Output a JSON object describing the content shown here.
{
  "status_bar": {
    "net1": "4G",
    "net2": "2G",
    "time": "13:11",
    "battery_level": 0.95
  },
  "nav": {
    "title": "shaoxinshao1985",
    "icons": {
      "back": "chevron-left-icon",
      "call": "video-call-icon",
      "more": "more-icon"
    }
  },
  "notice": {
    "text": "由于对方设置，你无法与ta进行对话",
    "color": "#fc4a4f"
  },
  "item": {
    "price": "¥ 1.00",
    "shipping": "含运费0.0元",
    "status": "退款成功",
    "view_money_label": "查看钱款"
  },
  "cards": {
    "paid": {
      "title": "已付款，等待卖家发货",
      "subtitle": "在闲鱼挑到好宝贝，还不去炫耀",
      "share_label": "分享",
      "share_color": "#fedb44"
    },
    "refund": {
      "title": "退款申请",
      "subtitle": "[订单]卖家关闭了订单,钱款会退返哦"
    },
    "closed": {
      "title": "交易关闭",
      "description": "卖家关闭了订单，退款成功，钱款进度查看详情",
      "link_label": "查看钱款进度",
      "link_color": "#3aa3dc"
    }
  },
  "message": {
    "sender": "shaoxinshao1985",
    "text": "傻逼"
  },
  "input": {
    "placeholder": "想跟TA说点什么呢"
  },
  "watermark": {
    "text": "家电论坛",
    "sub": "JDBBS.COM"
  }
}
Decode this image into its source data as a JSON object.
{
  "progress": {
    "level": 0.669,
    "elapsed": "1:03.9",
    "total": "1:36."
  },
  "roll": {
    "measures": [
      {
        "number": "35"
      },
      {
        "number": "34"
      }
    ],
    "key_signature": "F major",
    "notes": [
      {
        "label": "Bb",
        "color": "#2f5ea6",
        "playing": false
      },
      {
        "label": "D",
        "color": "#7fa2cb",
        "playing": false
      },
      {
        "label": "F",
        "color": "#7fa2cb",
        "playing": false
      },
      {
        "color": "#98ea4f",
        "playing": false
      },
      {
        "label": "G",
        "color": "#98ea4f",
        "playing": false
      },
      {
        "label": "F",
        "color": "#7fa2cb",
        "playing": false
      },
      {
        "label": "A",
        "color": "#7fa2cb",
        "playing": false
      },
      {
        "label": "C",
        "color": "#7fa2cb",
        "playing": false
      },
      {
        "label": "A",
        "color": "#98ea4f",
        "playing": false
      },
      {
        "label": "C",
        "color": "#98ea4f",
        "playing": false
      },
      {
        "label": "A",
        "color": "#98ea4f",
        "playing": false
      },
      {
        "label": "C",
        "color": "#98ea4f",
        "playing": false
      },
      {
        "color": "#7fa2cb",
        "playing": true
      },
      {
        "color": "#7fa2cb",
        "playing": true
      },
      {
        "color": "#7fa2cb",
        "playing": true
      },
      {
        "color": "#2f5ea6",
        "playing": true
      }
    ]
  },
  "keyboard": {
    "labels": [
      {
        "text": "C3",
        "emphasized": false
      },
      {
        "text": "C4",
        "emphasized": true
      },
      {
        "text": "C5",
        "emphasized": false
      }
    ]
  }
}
* * *
Task objective:
From the records above, work out how many lines contain the string "卖家关闭了订单". Give only the number.

Expected output:
2